-- START Data in this exercise --

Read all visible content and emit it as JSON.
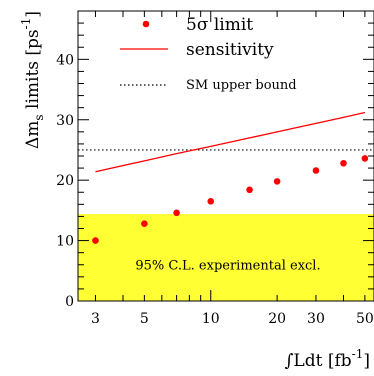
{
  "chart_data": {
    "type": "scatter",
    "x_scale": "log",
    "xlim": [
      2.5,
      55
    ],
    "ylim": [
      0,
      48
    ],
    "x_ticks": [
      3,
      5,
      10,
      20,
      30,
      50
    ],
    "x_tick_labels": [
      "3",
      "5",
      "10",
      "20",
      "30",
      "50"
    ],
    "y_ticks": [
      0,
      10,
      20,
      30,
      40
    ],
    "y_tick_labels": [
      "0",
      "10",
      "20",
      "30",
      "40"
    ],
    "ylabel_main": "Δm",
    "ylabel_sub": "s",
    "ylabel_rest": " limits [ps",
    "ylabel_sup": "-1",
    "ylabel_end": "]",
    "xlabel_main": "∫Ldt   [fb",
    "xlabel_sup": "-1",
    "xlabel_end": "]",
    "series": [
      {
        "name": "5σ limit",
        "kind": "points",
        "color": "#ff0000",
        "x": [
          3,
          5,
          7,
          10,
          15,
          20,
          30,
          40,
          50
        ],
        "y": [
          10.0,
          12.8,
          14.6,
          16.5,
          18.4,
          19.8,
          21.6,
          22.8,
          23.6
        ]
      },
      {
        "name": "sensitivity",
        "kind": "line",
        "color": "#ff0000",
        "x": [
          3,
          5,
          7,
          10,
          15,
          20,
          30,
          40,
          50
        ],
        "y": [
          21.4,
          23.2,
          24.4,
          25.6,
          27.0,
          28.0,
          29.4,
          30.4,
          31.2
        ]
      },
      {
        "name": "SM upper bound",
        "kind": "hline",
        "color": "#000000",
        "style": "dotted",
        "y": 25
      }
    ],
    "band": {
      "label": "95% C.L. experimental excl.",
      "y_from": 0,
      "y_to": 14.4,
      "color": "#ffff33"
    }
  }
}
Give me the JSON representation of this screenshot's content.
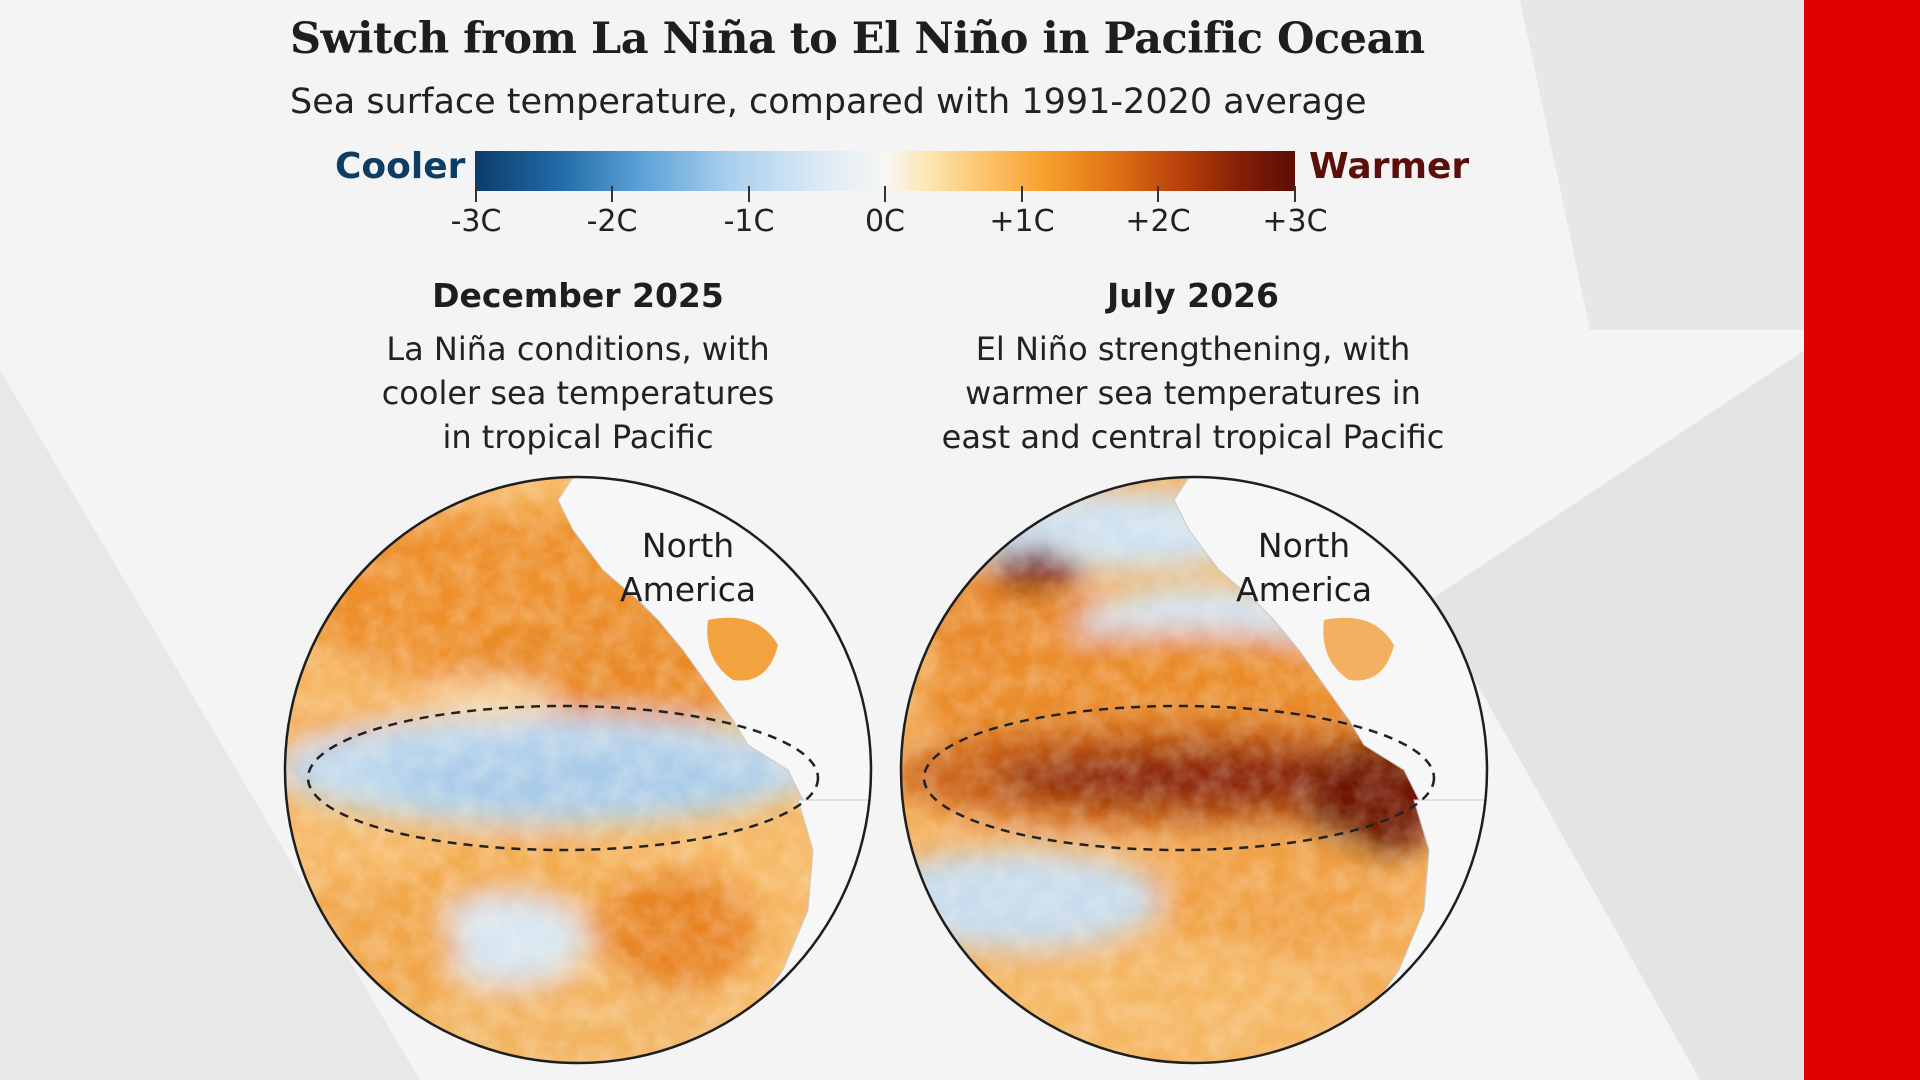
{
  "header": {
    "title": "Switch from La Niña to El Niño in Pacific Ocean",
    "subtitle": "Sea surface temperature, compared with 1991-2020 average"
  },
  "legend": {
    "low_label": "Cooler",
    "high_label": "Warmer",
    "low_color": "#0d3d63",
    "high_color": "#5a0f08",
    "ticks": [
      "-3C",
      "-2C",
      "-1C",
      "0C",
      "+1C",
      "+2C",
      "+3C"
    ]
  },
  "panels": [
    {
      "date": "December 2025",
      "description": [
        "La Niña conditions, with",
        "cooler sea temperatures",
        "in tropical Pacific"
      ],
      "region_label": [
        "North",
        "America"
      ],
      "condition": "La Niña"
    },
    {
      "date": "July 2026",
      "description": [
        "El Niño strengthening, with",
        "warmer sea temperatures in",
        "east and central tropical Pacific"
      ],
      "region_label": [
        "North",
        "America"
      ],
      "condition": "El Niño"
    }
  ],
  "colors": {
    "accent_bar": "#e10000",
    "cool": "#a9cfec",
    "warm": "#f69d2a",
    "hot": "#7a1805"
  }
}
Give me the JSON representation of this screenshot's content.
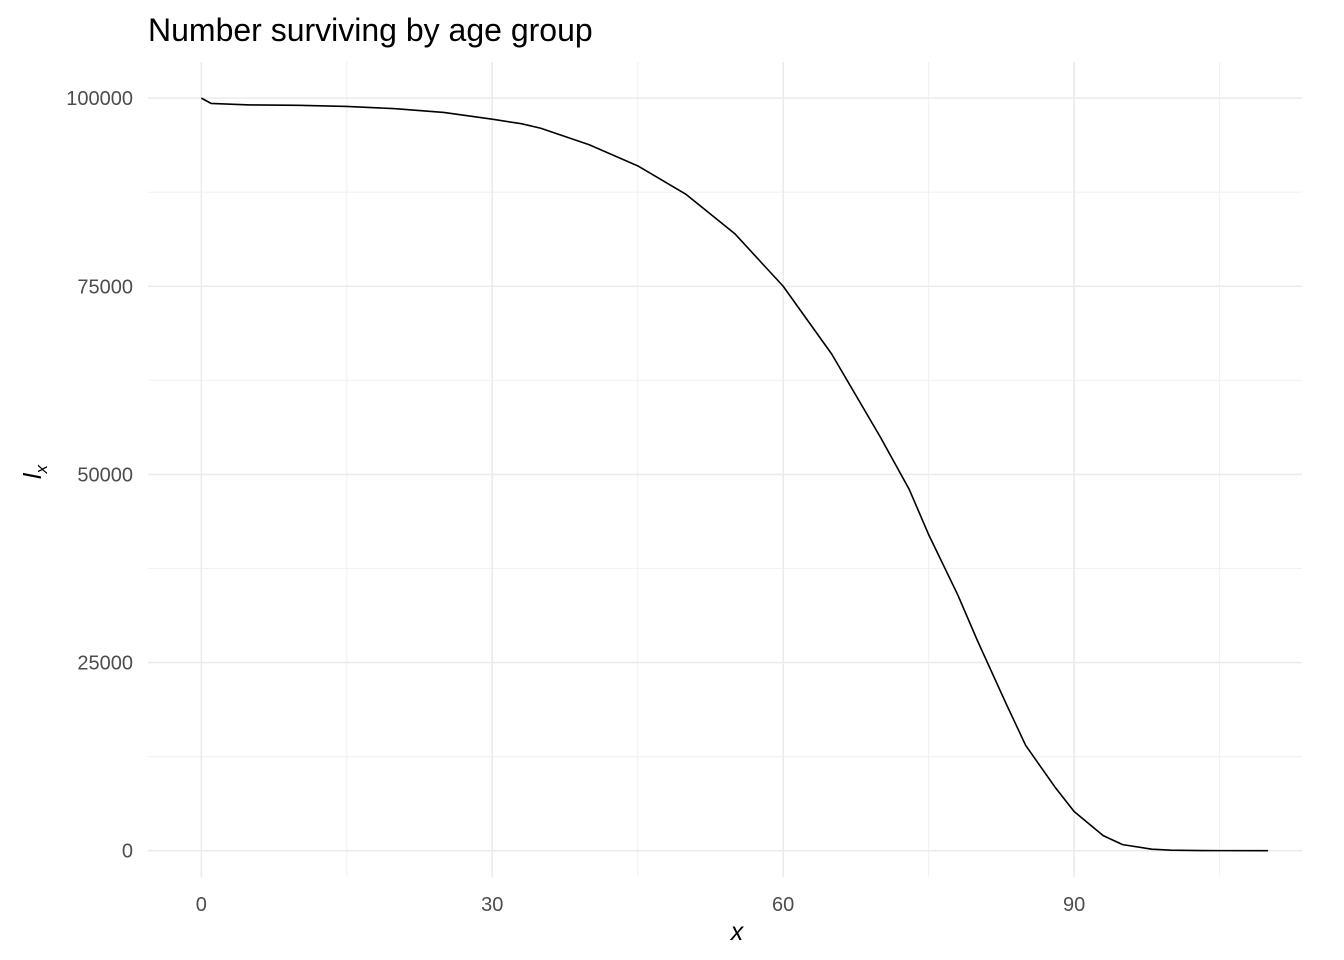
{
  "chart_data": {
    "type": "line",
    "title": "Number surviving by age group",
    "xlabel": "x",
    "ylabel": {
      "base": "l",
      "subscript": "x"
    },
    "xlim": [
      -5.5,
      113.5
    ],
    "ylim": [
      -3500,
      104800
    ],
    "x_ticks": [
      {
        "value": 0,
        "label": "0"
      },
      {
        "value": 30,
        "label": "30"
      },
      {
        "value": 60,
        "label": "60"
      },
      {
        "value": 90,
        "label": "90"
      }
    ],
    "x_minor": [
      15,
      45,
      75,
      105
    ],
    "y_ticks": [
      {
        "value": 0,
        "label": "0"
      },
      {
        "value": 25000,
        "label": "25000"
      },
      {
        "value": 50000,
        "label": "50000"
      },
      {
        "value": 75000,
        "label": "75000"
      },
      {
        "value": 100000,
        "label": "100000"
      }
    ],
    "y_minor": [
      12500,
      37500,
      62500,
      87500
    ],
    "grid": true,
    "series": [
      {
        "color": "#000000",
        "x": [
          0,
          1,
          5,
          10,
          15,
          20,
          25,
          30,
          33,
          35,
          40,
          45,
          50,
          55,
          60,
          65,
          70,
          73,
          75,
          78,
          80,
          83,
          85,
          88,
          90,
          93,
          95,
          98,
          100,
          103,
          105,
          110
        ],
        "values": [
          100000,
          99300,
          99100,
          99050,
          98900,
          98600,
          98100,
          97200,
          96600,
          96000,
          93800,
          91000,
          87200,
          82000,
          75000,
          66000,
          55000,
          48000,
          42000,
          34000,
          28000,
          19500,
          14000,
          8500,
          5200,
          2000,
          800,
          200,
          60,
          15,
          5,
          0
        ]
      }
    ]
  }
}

-- END Data in this exercise --

> **What the exercise asks**
Retype all of the entries exactly as written, leaving out any images.

> **Task solution**
Read all visible content and emit it as JSON.
{
  "chart_data": {
    "type": "scatter",
    "x_scale": "log",
    "xlim": [
      2.5,
      55
    ],
    "ylim": [
      0,
      48
    ],
    "x_ticks": [
      3,
      5,
      10,
      20,
      30,
      50
    ],
    "x_tick_labels": [
      "3",
      "5",
      "10",
      "20",
      "30",
      "50"
    ],
    "y_ticks": [
      0,
      10,
      20,
      30,
      40
    ],
    "y_tick_labels": [
      "0",
      "10",
      "20",
      "30",
      "40"
    ],
    "ylabel_main": "Δm",
    "ylabel_sub": "s",
    "ylabel_rest": " limits [ps",
    "ylabel_sup": "-1",
    "ylabel_end": "]",
    "xlabel_main": "∫Ldt   [fb",
    "xlabel_sup": "-1",
    "xlabel_end": "]",
    "series": [
      {
        "name": "5σ limit",
        "kind": "points",
        "color": "#ff0000",
        "x": [
          3,
          5,
          7,
          10,
          15,
          20,
          30,
          40,
          50
        ],
        "y": [
          10.0,
          12.8,
          14.6,
          16.5,
          18.4,
          19.8,
          21.6,
          22.8,
          23.6
        ]
      },
      {
        "name": "sensitivity",
        "kind": "line",
        "color": "#ff0000",
        "x": [
          3,
          5,
          7,
          10,
          15,
          20,
          30,
          40,
          50
        ],
        "y": [
          21.4,
          23.2,
          24.4,
          25.6,
          27.0,
          28.0,
          29.4,
          30.4,
          31.2
        ]
      },
      {
        "name": "SM upper bound",
        "kind": "hline",
        "color": "#000000",
        "style": "dotted",
        "y": 25
      }
    ],
    "band": {
      "label": "95% C.L. experimental excl.",
      "y_from": 0,
      "y_to": 14.4,
      "color": "#ffff33"
    }
  }
}
Give me the JSON representation of this screenshot's content.
{
  "header": {
    "title": "Switch from La Niña to El Niño in Pacific Ocean",
    "subtitle": "Sea surface temperature, compared with 1991-2020 average"
  },
  "legend": {
    "low_label": "Cooler",
    "high_label": "Warmer",
    "low_color": "#0d3d63",
    "high_color": "#5a0f08",
    "ticks": [
      "-3C",
      "-2C",
      "-1C",
      "0C",
      "+1C",
      "+2C",
      "+3C"
    ]
  },
  "panels": [
    {
      "date": "December 2025",
      "description": [
        "La Niña conditions, with",
        "cooler sea temperatures",
        "in tropical Pacific"
      ],
      "region_label": [
        "North",
        "America"
      ],
      "condition": "La Niña"
    },
    {
      "date": "July 2026",
      "description": [
        "El Niño strengthening, with",
        "warmer sea temperatures in",
        "east and central tropical Pacific"
      ],
      "region_label": [
        "North",
        "America"
      ],
      "condition": "El Niño"
    }
  ],
  "colors": {
    "accent_bar": "#e10000",
    "cool": "#a9cfec",
    "warm": "#f69d2a",
    "hot": "#7a1805"
  }
}
Give me the JSON representation of this screenshot's content.
{
  "chart_data": {
    "type": "line",
    "title": "Number surviving by age group",
    "xlabel": "x",
    "ylabel": {
      "base": "l",
      "subscript": "x"
    },
    "xlim": [
      -5.5,
      113.5
    ],
    "ylim": [
      -3500,
      104800
    ],
    "x_ticks": [
      {
        "value": 0,
        "label": "0"
      },
      {
        "value": 30,
        "label": "30"
      },
      {
        "value": 60,
        "label": "60"
      },
      {
        "value": 90,
        "label": "90"
      }
    ],
    "x_minor": [
      15,
      45,
      75,
      105
    ],
    "y_ticks": [
      {
        "value": 0,
        "label": "0"
      },
      {
        "value": 25000,
        "label": "25000"
      },
      {
        "value": 50000,
        "label": "50000"
      },
      {
        "value": 75000,
        "label": "75000"
      },
      {
        "value": 100000,
        "label": "100000"
      }
    ],
    "y_minor": [
      12500,
      37500,
      62500,
      87500
    ],
    "grid": true,
    "series": [
      {
        "color": "#000000",
        "x": [
          0,
          1,
          5,
          10,
          15,
          20,
          25,
          30,
          33,
          35,
          40,
          45,
          50,
          55,
          60,
          65,
          70,
          73,
          75,
          78,
          80,
          83,
          85,
          88,
          90,
          93,
          95,
          98,
          100,
          103,
          105,
          110
        ],
        "values": [
          100000,
          99300,
          99100,
          99050,
          98900,
          98600,
          98100,
          97200,
          96600,
          96000,
          93800,
          91000,
          87200,
          82000,
          75000,
          66000,
          55000,
          48000,
          42000,
          34000,
          28000,
          19500,
          14000,
          8500,
          5200,
          2000,
          800,
          200,
          60,
          15,
          5,
          0
        ]
      }
    ]
  }
}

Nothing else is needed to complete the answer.